Collected data entries
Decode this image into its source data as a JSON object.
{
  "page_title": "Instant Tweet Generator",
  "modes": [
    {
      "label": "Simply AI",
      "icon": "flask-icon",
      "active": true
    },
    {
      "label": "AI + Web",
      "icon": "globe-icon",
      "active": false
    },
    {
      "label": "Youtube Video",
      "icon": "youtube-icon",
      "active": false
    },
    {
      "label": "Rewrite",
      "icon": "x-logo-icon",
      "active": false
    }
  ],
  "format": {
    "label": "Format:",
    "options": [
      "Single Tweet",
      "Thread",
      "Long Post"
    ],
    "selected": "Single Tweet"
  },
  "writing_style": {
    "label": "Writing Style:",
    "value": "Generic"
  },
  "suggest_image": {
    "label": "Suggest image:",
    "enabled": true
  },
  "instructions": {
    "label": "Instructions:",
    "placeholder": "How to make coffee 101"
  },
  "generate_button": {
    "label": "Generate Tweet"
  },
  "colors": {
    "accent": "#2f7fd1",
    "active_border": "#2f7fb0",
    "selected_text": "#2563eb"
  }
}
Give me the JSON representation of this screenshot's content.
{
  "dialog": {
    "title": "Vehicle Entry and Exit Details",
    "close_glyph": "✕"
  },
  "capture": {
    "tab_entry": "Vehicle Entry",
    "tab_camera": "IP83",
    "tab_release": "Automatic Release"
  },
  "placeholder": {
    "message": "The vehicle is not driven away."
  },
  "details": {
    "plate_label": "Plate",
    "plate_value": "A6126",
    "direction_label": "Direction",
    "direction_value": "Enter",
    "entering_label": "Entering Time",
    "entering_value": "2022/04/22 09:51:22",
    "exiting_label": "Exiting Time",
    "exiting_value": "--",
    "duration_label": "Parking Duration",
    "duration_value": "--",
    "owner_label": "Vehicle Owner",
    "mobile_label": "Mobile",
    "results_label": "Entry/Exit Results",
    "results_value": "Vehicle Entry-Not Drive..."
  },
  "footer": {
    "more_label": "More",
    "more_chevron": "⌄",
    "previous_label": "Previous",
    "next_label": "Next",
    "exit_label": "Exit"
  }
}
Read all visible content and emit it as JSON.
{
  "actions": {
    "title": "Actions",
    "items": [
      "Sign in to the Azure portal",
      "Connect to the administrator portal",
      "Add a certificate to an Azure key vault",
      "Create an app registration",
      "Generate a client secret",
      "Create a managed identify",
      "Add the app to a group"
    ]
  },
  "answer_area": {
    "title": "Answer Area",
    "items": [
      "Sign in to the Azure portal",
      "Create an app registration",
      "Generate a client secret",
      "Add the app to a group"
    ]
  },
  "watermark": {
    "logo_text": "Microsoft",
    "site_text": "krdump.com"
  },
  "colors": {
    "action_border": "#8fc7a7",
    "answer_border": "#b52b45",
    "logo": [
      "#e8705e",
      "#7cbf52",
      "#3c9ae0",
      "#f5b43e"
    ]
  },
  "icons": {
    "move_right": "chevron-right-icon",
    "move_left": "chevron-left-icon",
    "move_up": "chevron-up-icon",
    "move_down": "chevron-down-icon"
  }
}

▸ **PROBLEM DESCRIPTION**
Retype the material in full, character for character.

▸ **EXERCISE OUTPUT**
Decode this image into its source data as a JSON object.
{
  "page_title": "Instant Tweet Generator",
  "modes": [
    {
      "label": "Simply AI",
      "icon": "flask-icon",
      "active": true
    },
    {
      "label": "AI + Web",
      "icon": "globe-icon",
      "active": false
    },
    {
      "label": "Youtube Video",
      "icon": "youtube-icon",
      "active": false
    },
    {
      "label": "Rewrite",
      "icon": "x-logo-icon",
      "active": false
    }
  ],
  "format": {
    "label": "Format:",
    "options": [
      "Single Tweet",
      "Thread",
      "Long Post"
    ],
    "selected": "Single Tweet"
  },
  "writing_style": {
    "label": "Writing Style:",
    "value": "Generic"
  },
  "suggest_image": {
    "label": "Suggest image:",
    "enabled": true
  },
  "instructions": {
    "label": "Instructions:",
    "placeholder": "How to make coffee 101"
  },
  "generate_button": {
    "label": "Generate Tweet"
  },
  "colors": {
    "accent": "#2f7fd1",
    "active_border": "#2f7fb0",
    "selected_text": "#2563eb"
  }
}
Give me the JSON representation of this screenshot's content.
{
  "dialog": {
    "title": "Vehicle Entry and Exit Details",
    "close_glyph": "✕"
  },
  "capture": {
    "tab_entry": "Vehicle Entry",
    "tab_camera": "IP83",
    "tab_release": "Automatic Release"
  },
  "placeholder": {
    "message": "The vehicle is not driven away."
  },
  "details": {
    "plate_label": "Plate",
    "plate_value": "A6126",
    "direction_label": "Direction",
    "direction_value": "Enter",
    "entering_label": "Entering Time",
    "entering_value": "2022/04/22 09:51:22",
    "exiting_label": "Exiting Time",
    "exiting_value": "--",
    "duration_label": "Parking Duration",
    "duration_value": "--",
    "owner_label": "Vehicle Owner",
    "mobile_label": "Mobile",
    "results_label": "Entry/Exit Results",
    "results_value": "Vehicle Entry-Not Drive..."
  },
  "footer": {
    "more_label": "More",
    "more_chevron": "⌄",
    "previous_label": "Previous",
    "next_label": "Next",
    "exit_label": "Exit"
  }
}
Read all visible content and emit it as JSON.
{
  "actions": {
    "title": "Actions",
    "items": [
      "Sign in to the Azure portal",
      "Connect to the administrator portal",
      "Add a certificate to an Azure key vault",
      "Create an app registration",
      "Generate a client secret",
      "Create a managed identify",
      "Add the app to a group"
    ]
  },
  "answer_area": {
    "title": "Answer Area",
    "items": [
      "Sign in to the Azure portal",
      "Create an app registration",
      "Generate a client secret",
      "Add the app to a group"
    ]
  },
  "watermark": {
    "logo_text": "Microsoft",
    "site_text": "krdump.com"
  },
  "colors": {
    "action_border": "#8fc7a7",
    "answer_border": "#b52b45",
    "logo": [
      "#e8705e",
      "#7cbf52",
      "#3c9ae0",
      "#f5b43e"
    ]
  },
  "icons": {
    "move_right": "chevron-right-icon",
    "move_left": "chevron-left-icon",
    "move_up": "chevron-up-icon",
    "move_down": "chevron-down-icon"
  }
}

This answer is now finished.